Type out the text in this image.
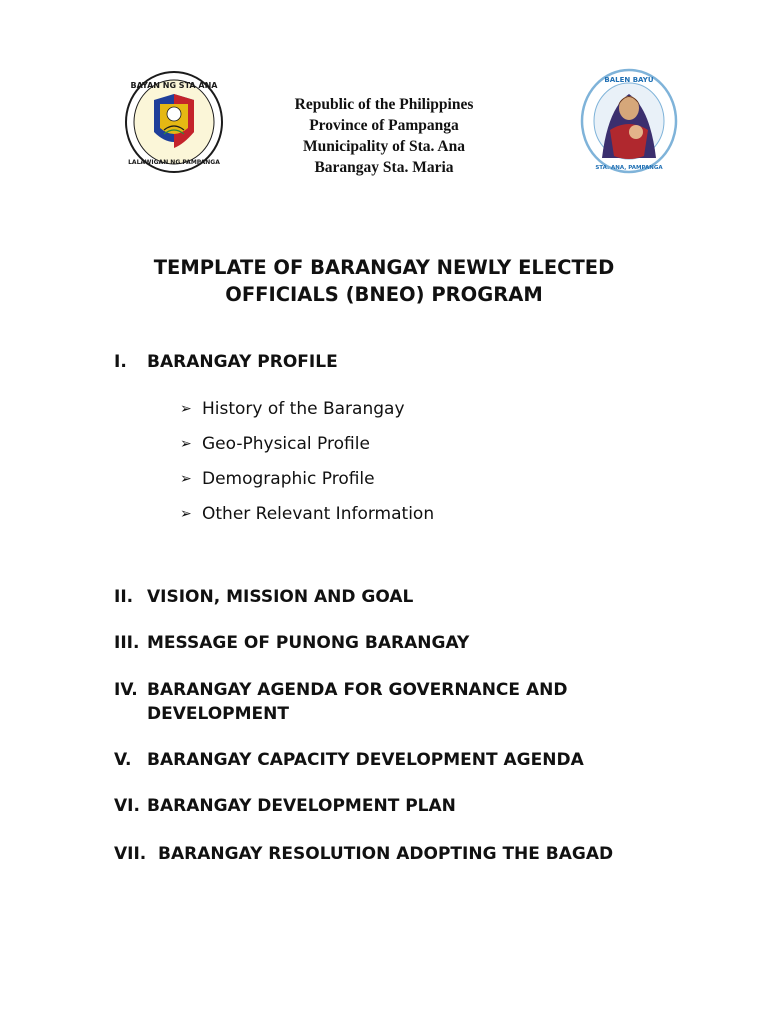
BAYAN NG STA ANA
LALAWIGAN NG PAMPANGA
Republic of the Philippines
Province of Pampanga
Municipality of Sta. Ana
Barangay Sta. Maria
BALEN BAYU
STA. ANA, PAMPANGA
TEMPLATE OF BARANGAY NEWLY ELECTED
OFFICIALS (BNEO) PROGRAM
I. BARANGAY PROFILE
➢ History of the Barangay
➢ Geo-Physical Profile
➢ Demographic Profile
➢ Other Relevant Information
II. VISION, MISSION AND GOAL
III. MESSAGE OF PUNONG BARANGAY
IV. BARANGAY AGENDA FOR GOVERNANCE AND DEVELOPMENT
V. BARANGAY CAPACITY DEVELOPMENT AGENDA
VI. BARANGAY DEVELOPMENT PLAN
VII. BARANGAY RESOLUTION ADOPTING THE BAGAD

..............................

(WHAT YOU NEED TO DO):
Reproduce the data above in full, exactly as it is, with the pictures left out.

(SOLUTION TO THIS PROBLEM):
Type out the text in this image.
BAYAN NG STA ANA
LALAWIGAN NG PAMPANGA
Republic of the Philippines
Province of Pampanga
Municipality of Sta. Ana
Barangay Sta. Maria
BALEN BAYU
STA. ANA, PAMPANGA
TEMPLATE OF BARANGAY NEWLY ELECTED
OFFICIALS (BNEO) PROGRAM
I. BARANGAY PROFILE
➢ History of the Barangay
➢ Geo-Physical Profile
➢ Demographic Profile
➢ Other Relevant Information
II. VISION, MISSION AND GOAL
III. MESSAGE OF PUNONG BARANGAY
IV. BARANGAY AGENDA FOR GOVERNANCE AND DEVELOPMENT
V. BARANGAY CAPACITY DEVELOPMENT AGENDA
VI. BARANGAY DEVELOPMENT PLAN
VII. BARANGAY RESOLUTION ADOPTING THE BAGAD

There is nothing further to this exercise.